# Exercise goal
Locate each line holding the string "辨色力完全正常" and copy it.

Records contained in a dataset
--- START ---
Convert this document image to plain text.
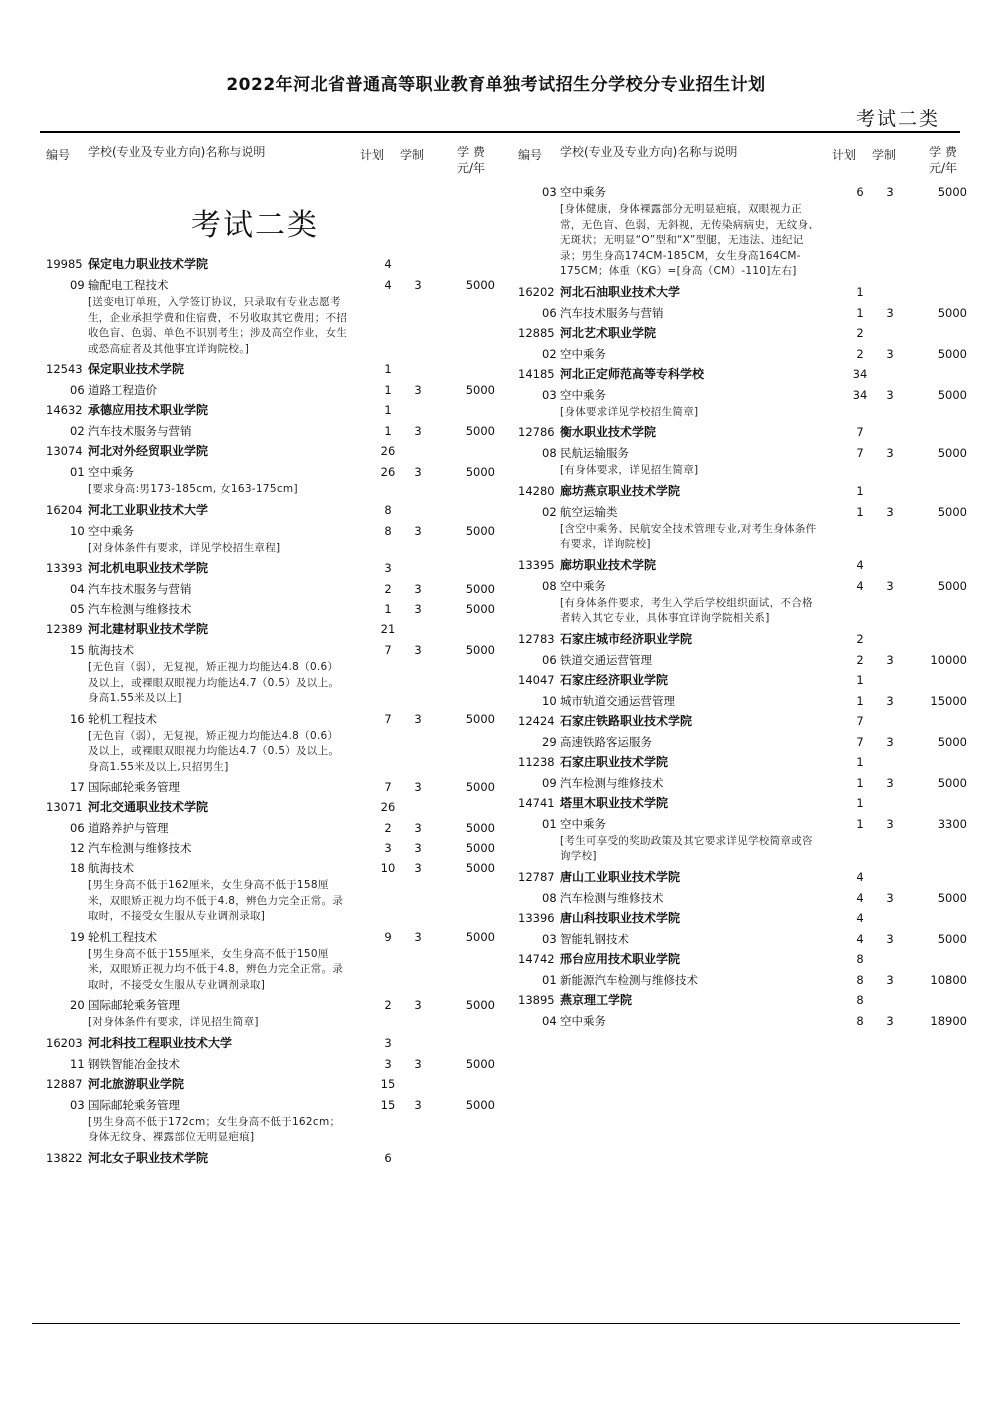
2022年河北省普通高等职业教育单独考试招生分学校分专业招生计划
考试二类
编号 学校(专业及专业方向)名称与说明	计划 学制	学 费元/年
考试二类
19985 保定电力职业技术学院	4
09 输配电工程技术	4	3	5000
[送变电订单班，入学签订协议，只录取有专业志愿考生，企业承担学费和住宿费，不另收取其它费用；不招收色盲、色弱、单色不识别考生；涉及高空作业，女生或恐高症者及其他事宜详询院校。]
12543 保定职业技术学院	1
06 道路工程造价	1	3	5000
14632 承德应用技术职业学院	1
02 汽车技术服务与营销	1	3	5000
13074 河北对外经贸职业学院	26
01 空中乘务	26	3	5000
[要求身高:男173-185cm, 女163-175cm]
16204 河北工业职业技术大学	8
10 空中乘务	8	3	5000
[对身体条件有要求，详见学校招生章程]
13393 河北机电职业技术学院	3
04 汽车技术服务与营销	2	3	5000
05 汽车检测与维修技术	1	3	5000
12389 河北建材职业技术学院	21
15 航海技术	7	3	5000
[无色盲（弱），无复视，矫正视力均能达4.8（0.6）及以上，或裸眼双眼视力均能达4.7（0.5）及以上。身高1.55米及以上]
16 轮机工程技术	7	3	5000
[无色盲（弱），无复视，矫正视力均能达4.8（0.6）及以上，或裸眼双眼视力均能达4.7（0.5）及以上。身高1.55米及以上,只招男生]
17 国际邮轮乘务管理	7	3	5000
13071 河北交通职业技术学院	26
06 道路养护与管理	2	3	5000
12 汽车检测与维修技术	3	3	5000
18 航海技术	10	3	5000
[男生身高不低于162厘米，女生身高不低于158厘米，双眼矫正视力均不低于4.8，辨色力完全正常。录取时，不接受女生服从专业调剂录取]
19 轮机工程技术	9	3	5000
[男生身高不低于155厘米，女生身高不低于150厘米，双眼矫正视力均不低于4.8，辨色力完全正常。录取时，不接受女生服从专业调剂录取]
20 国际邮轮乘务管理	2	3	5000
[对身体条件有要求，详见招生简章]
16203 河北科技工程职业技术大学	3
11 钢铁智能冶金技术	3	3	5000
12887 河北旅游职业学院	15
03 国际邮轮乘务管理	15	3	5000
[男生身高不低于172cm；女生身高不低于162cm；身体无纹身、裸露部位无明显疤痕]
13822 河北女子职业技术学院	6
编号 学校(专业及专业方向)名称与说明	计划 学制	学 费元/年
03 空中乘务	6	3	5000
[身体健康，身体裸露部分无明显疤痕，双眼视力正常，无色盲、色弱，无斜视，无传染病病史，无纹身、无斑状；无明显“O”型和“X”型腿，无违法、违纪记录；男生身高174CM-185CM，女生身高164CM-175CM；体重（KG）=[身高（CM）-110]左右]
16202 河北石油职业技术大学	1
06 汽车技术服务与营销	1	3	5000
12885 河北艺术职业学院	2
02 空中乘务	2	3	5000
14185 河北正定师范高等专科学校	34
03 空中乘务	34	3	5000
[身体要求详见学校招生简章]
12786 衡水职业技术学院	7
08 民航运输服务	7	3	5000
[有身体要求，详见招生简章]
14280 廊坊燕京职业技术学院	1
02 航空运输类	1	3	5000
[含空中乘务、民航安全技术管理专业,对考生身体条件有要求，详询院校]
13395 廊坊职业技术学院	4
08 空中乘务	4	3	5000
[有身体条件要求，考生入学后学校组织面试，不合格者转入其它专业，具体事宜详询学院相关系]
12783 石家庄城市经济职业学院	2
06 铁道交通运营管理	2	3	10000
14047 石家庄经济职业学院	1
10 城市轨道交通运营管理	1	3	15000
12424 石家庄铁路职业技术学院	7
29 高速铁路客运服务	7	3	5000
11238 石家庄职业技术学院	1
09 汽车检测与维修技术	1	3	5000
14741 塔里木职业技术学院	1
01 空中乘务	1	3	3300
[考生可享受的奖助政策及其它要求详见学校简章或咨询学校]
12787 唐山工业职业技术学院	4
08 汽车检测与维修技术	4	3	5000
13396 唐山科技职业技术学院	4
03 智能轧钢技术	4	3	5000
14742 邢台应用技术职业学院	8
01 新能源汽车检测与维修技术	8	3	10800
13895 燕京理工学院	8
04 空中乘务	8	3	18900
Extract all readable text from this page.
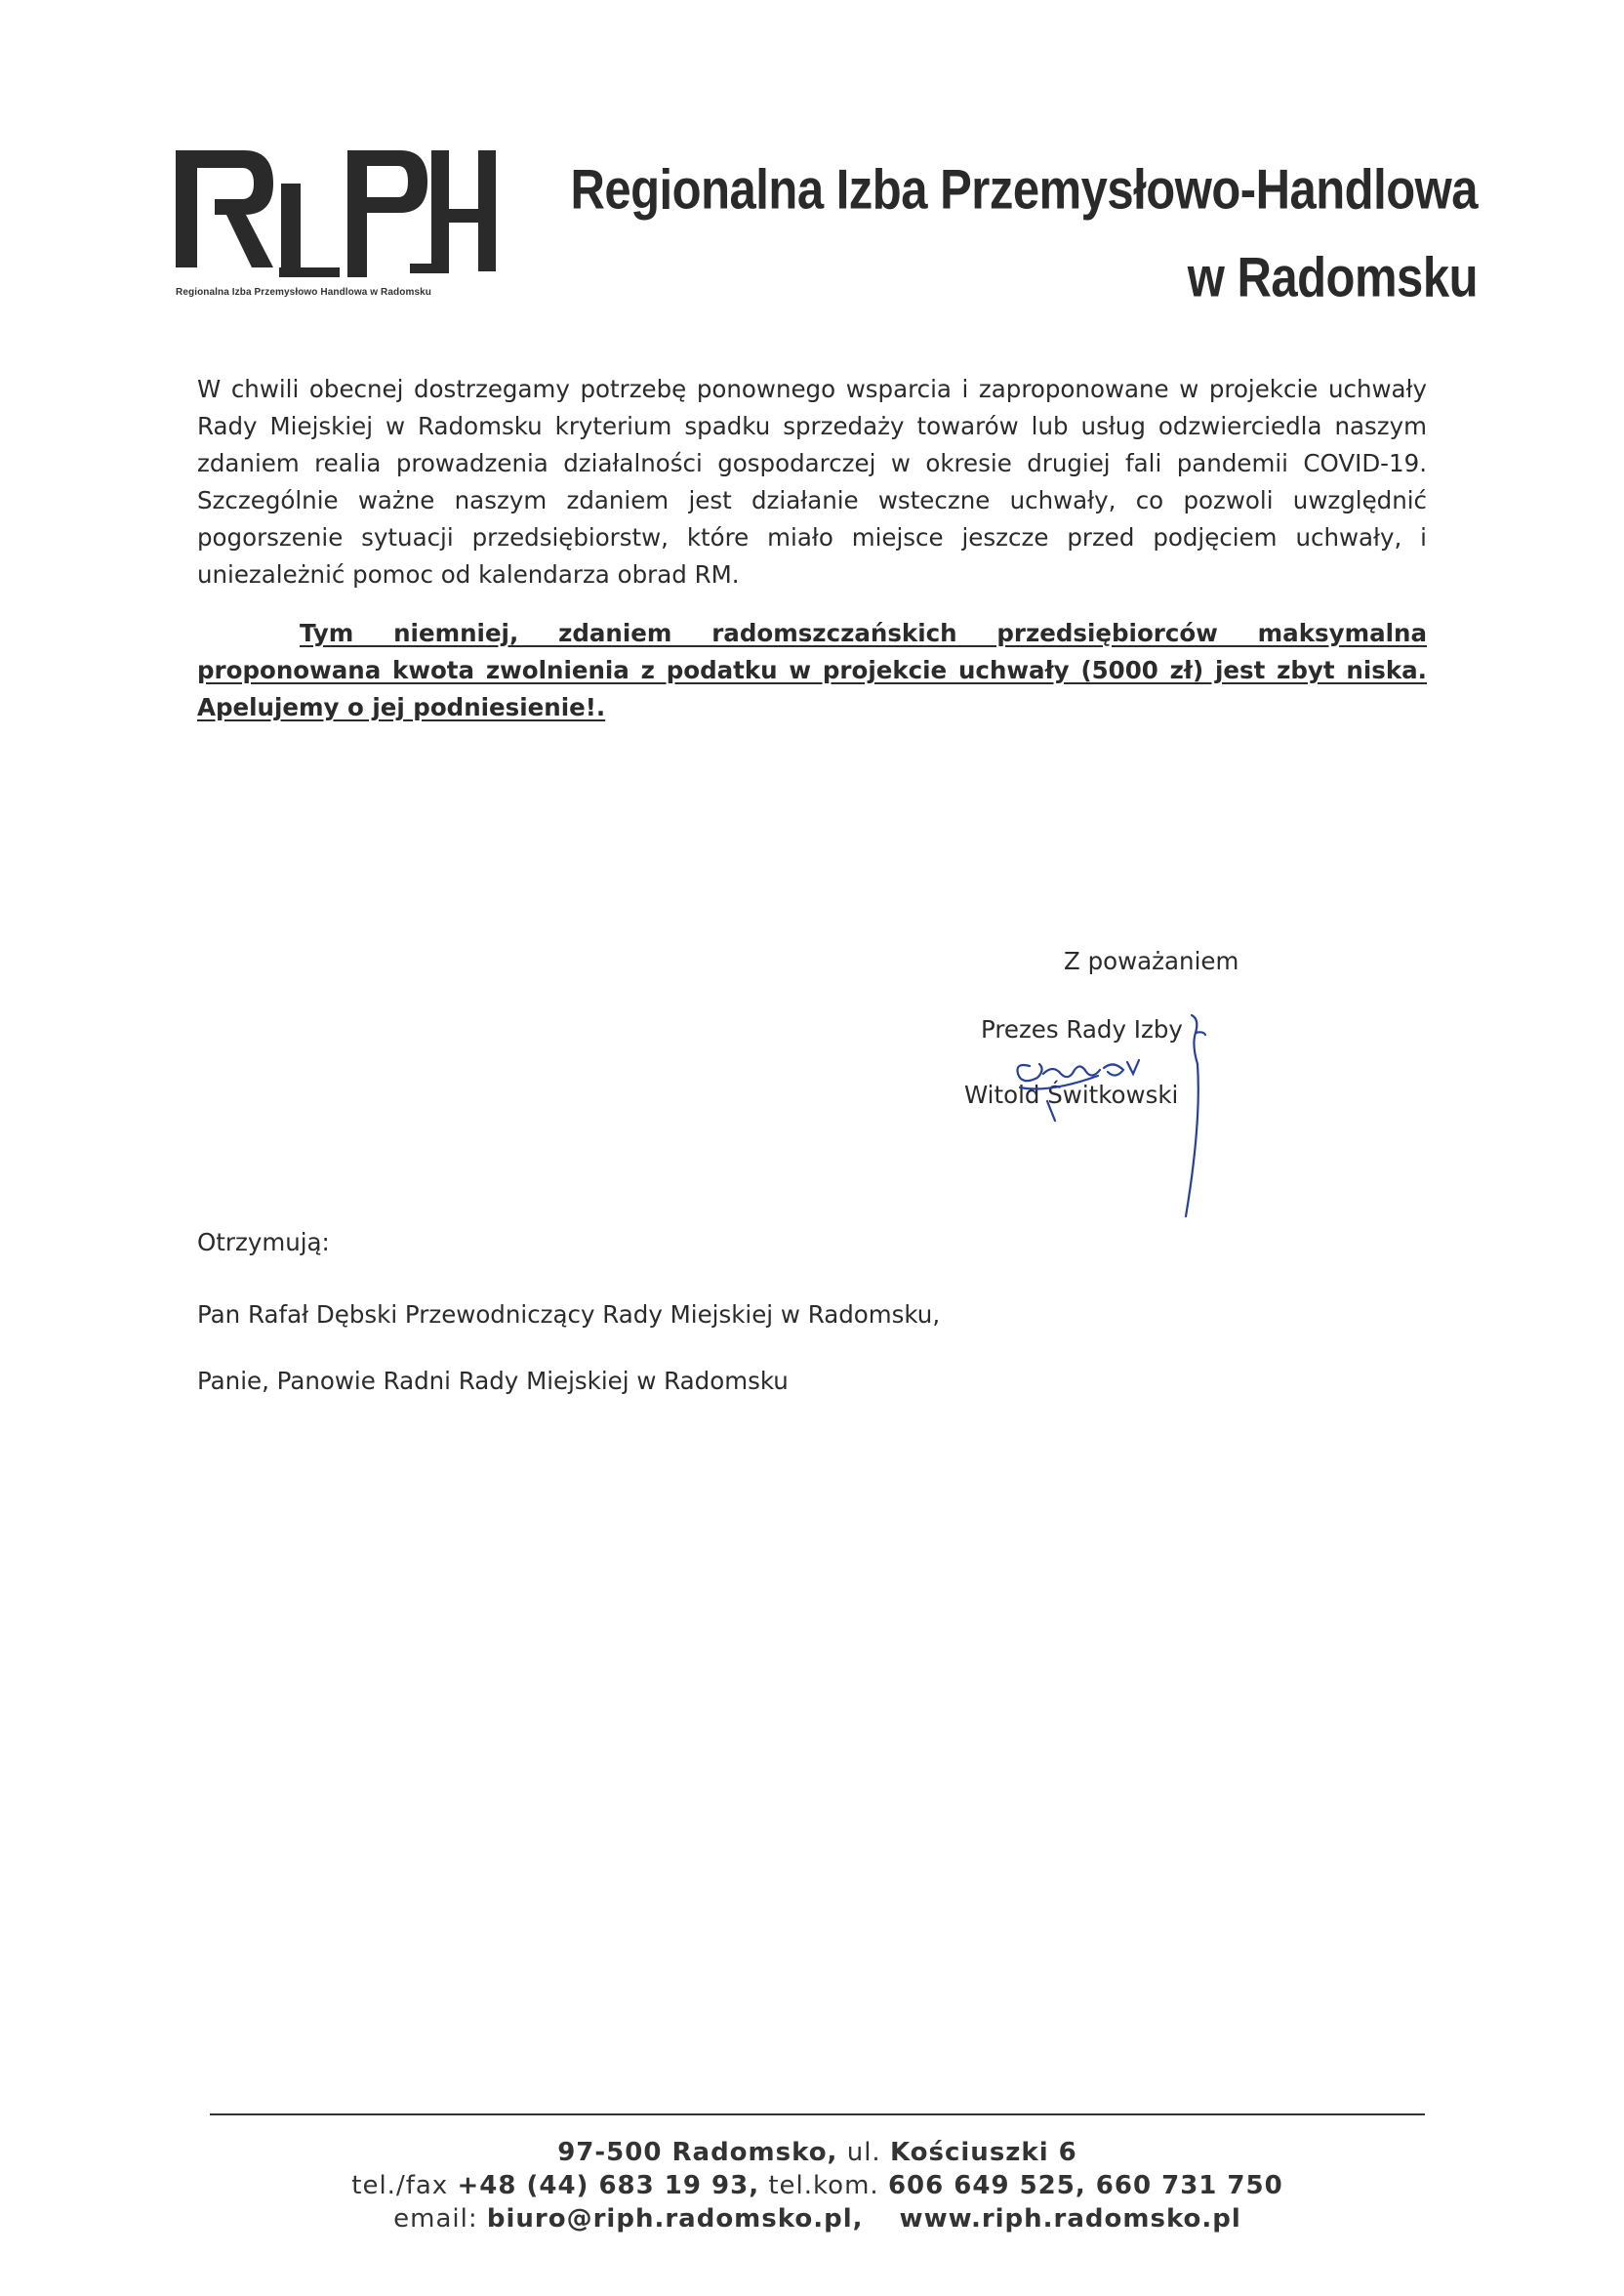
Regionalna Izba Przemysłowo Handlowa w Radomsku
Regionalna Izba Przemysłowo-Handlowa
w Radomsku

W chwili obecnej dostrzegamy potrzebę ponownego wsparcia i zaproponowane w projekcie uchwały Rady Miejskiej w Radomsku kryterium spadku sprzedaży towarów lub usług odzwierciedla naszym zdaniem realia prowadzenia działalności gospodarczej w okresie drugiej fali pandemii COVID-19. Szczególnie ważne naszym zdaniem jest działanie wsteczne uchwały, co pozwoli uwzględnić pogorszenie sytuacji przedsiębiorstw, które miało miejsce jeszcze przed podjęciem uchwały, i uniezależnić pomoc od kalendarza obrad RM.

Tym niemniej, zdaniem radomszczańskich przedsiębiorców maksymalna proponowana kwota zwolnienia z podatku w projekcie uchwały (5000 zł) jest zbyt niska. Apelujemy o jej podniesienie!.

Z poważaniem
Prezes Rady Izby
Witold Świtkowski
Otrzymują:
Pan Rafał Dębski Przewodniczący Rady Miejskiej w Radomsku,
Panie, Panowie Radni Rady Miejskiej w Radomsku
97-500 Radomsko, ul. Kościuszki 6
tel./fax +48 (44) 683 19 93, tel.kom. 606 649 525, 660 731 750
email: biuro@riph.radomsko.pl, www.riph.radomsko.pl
--- END ---
# Response to this task
[男生身高不低于162厘米，女生身高不低于158厘米，双眼矫正视力均不低于4.8，辨色力完全正常。录取时，不接受女生服从专业调剂录取]
[男生身高不低于155厘米，女生身高不低于150厘米，双眼矫正视力均不低于4.8，辨色力完全正常。录取时，不接受女生服从专业调剂录取]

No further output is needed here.